'''

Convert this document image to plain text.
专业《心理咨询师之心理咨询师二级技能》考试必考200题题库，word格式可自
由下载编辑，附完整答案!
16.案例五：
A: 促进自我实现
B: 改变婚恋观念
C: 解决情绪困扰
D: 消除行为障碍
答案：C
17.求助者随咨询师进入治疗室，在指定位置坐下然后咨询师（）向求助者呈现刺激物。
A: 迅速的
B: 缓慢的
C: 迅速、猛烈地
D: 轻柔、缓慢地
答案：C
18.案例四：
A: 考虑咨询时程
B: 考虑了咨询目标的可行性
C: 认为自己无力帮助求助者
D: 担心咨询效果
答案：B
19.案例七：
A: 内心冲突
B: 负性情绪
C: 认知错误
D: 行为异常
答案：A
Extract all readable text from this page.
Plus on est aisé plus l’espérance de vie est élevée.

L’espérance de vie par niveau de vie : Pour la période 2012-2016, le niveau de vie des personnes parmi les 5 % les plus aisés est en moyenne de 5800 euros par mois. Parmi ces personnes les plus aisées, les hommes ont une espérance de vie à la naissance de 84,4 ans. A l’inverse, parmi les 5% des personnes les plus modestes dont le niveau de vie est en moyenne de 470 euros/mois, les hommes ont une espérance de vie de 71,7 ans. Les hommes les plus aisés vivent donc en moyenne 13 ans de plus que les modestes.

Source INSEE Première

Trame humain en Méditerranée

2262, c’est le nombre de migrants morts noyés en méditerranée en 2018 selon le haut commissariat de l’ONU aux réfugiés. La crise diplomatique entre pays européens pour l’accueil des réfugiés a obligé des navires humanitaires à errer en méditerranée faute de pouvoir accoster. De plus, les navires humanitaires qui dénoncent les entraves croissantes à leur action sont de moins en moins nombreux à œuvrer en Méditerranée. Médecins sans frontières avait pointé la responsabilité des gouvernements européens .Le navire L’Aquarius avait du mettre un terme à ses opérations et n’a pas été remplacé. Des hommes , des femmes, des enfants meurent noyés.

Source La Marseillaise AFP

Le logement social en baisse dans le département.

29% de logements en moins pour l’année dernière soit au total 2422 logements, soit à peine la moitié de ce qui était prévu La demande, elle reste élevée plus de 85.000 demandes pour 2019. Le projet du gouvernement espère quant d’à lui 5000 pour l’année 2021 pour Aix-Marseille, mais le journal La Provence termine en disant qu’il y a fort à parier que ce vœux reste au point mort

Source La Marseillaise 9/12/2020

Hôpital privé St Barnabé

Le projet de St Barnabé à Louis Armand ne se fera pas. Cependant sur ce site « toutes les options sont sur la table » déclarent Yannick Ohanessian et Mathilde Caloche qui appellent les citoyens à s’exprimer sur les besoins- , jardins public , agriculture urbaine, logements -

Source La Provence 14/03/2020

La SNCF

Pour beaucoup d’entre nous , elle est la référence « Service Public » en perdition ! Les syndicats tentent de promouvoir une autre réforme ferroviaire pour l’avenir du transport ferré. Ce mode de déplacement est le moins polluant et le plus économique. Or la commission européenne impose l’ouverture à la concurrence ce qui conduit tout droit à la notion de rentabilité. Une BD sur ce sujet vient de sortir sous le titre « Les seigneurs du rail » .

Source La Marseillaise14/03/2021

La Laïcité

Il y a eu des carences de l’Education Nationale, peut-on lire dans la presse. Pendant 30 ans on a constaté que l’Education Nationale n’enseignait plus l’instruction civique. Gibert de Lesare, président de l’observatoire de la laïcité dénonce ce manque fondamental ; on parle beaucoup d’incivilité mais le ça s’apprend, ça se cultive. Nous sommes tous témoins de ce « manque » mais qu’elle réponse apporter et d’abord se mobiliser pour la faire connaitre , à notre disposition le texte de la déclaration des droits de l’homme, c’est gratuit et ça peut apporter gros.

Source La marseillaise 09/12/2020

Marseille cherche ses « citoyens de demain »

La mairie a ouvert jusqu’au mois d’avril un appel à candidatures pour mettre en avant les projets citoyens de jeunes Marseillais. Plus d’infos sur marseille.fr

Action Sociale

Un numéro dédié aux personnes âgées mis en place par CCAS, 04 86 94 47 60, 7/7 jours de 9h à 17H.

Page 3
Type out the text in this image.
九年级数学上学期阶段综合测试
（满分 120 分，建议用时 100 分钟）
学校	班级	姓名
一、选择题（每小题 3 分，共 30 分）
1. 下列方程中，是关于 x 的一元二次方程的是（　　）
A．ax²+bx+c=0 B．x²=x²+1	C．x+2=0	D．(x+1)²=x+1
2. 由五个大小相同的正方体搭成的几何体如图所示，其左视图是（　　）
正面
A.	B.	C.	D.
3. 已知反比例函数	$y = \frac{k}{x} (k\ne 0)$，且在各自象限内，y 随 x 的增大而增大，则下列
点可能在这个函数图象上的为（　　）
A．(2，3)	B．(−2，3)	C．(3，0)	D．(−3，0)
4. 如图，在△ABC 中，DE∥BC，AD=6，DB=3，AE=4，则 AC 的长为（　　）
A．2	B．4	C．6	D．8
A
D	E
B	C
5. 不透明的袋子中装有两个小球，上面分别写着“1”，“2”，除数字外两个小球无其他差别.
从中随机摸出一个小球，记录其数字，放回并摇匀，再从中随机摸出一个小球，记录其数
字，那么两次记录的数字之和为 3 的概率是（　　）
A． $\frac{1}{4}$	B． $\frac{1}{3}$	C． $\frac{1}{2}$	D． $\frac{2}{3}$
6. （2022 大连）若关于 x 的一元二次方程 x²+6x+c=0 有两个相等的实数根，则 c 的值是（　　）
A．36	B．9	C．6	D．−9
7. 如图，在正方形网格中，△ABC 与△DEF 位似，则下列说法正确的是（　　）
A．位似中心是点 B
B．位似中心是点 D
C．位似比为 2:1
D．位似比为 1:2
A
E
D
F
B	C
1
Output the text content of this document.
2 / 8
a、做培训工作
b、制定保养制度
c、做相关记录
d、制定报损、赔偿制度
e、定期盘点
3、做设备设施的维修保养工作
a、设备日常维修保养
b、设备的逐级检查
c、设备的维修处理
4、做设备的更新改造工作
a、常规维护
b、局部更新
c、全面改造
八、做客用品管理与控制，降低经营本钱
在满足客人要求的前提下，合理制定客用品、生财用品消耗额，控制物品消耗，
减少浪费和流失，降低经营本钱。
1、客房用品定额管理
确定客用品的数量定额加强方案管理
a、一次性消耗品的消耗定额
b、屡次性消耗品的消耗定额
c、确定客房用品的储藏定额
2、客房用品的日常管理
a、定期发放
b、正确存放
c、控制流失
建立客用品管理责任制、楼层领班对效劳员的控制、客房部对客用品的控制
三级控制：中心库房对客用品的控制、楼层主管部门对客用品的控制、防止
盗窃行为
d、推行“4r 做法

'''

Your task is to repeat every entry exactly.

Convert this document image to plain text.
专业《心理咨询师之心理咨询师二级技能》考试必考200题题库，word格式可自
由下载编辑，附完整答案!
16.案例五：
A: 促进自我实现
B: 改变婚恋观念
C: 解决情绪困扰
D: 消除行为障碍
答案：C
17.求助者随咨询师进入治疗室，在指定位置坐下然后咨询师（）向求助者呈现刺激物。
A: 迅速的
B: 缓慢的
C: 迅速、猛烈地
D: 轻柔、缓慢地
答案：C
18.案例四：
A: 考虑咨询时程
B: 考虑了咨询目标的可行性
C: 认为自己无力帮助求助者
D: 担心咨询效果
答案：B
19.案例七：
A: 内心冲突
B: 负性情绪
C: 认知错误
D: 行为异常
答案：A
Extract all readable text from this page.
Plus on est aisé plus l’espérance de vie est élevée.

L’espérance de vie par niveau de vie : Pour la période 2012-2016, le niveau de vie des personnes parmi les 5 % les plus aisés est en moyenne de 5800 euros par mois. Parmi ces personnes les plus aisées, les hommes ont une espérance de vie à la naissance de 84,4 ans. A l’inverse, parmi les 5% des personnes les plus modestes dont le niveau de vie est en moyenne de 470 euros/mois, les hommes ont une espérance de vie de 71,7 ans. Les hommes les plus aisés vivent donc en moyenne 13 ans de plus que les modestes.

Source INSEE Première

Trame humain en Méditerranée

2262, c’est le nombre de migrants morts noyés en méditerranée en 2018 selon le haut commissariat de l’ONU aux réfugiés. La crise diplomatique entre pays européens pour l’accueil des réfugiés a obligé des navires humanitaires à errer en méditerranée faute de pouvoir accoster. De plus, les navires humanitaires qui dénoncent les entraves croissantes à leur action sont de moins en moins nombreux à œuvrer en Méditerranée. Médecins sans frontières avait pointé la responsabilité des gouvernements européens .Le navire L’Aquarius avait du mettre un terme à ses opérations et n’a pas été remplacé. Des hommes , des femmes, des enfants meurent noyés.

Source La Marseillaise AFP

Le logement social en baisse dans le département.

29% de logements en moins pour l’année dernière soit au total 2422 logements, soit à peine la moitié de ce qui était prévu La demande, elle reste élevée plus de 85.000 demandes pour 2019. Le projet du gouvernement espère quant d’à lui 5000 pour l’année 2021 pour Aix-Marseille, mais le journal La Provence termine en disant qu’il y a fort à parier que ce vœux reste au point mort

Source La Marseillaise 9/12/2020

Hôpital privé St Barnabé

Le projet de St Barnabé à Louis Armand ne se fera pas. Cependant sur ce site « toutes les options sont sur la table » déclarent Yannick Ohanessian et Mathilde Caloche qui appellent les citoyens à s’exprimer sur les besoins- , jardins public , agriculture urbaine, logements -

Source La Provence 14/03/2020

La SNCF

Pour beaucoup d’entre nous , elle est la référence « Service Public » en perdition ! Les syndicats tentent de promouvoir une autre réforme ferroviaire pour l’avenir du transport ferré. Ce mode de déplacement est le moins polluant et le plus économique. Or la commission européenne impose l’ouverture à la concurrence ce qui conduit tout droit à la notion de rentabilité. Une BD sur ce sujet vient de sortir sous le titre « Les seigneurs du rail » .

Source La Marseillaise14/03/2021

La Laïcité

Il y a eu des carences de l’Education Nationale, peut-on lire dans la presse. Pendant 30 ans on a constaté que l’Education Nationale n’enseignait plus l’instruction civique. Gibert de Lesare, président de l’observatoire de la laïcité dénonce ce manque fondamental ; on parle beaucoup d’incivilité mais le ça s’apprend, ça se cultive. Nous sommes tous témoins de ce « manque » mais qu’elle réponse apporter et d’abord se mobiliser pour la faire connaitre , à notre disposition le texte de la déclaration des droits de l’homme, c’est gratuit et ça peut apporter gros.

Source La marseillaise 09/12/2020

Marseille cherche ses « citoyens de demain »

La mairie a ouvert jusqu’au mois d’avril un appel à candidatures pour mettre en avant les projets citoyens de jeunes Marseillais. Plus d’infos sur marseille.fr

Action Sociale

Un numéro dédié aux personnes âgées mis en place par CCAS, 04 86 94 47 60, 7/7 jours de 9h à 17H.

Page 3
Type out the text in this image.
九年级数学上学期阶段综合测试
（满分 120 分，建议用时 100 分钟）
学校	班级	姓名
一、选择题（每小题 3 分，共 30 分）
1. 下列方程中，是关于 x 的一元二次方程的是（　　）
A．ax²+bx+c=0 B．x²=x²+1	C．x+2=0	D．(x+1)²=x+1
2. 由五个大小相同的正方体搭成的几何体如图所示，其左视图是（　　）
正面
A.	B.	C.	D.
3. 已知反比例函数	$y = \frac{k}{x} (k\ne 0)$，且在各自象限内，y 随 x 的增大而增大，则下列
点可能在这个函数图象上的为（　　）
A．(2，3)	B．(−2，3)	C．(3，0)	D．(−3，0)
4. 如图，在△ABC 中，DE∥BC，AD=6，DB=3，AE=4，则 AC 的长为（　　）
A．2	B．4	C．6	D．8
A
D	E
B	C
5. 不透明的袋子中装有两个小球，上面分别写着“1”，“2”，除数字外两个小球无其他差别.
从中随机摸出一个小球，记录其数字，放回并摇匀，再从中随机摸出一个小球，记录其数
字，那么两次记录的数字之和为 3 的概率是（　　）
A． $\frac{1}{4}$	B． $\frac{1}{3}$	C． $\frac{1}{2}$	D． $\frac{2}{3}$
6. （2022 大连）若关于 x 的一元二次方程 x²+6x+c=0 有两个相等的实数根，则 c 的值是（　　）
A．36	B．9	C．6	D．−9
7. 如图，在正方形网格中，△ABC 与△DEF 位似，则下列说法正确的是（　　）
A．位似中心是点 B
B．位似中心是点 D
C．位似比为 2:1
D．位似比为 1:2
A
E
D
F
B	C
1
Output the text content of this document.
2 / 8
a、做培训工作
b、制定保养制度
c、做相关记录
d、制定报损、赔偿制度
e、定期盘点
3、做设备设施的维修保养工作
a、设备日常维修保养
b、设备的逐级检查
c、设备的维修处理
4、做设备的更新改造工作
a、常规维护
b、局部更新
c、全面改造
八、做客用品管理与控制，降低经营本钱
在满足客人要求的前提下，合理制定客用品、生财用品消耗额，控制物品消耗，
减少浪费和流失，降低经营本钱。
1、客房用品定额管理
确定客用品的数量定额加强方案管理
a、一次性消耗品的消耗定额
b、屡次性消耗品的消耗定额
c、确定客房用品的储藏定额
2、客房用品的日常管理
a、定期发放
b、正确存放
c、控制流失
建立客用品管理责任制、楼层领班对效劳员的控制、客房部对客用品的控制
三级控制：中心库房对客用品的控制、楼层主管部门对客用品的控制、防止
盗窃行为
d、推行“4r 做法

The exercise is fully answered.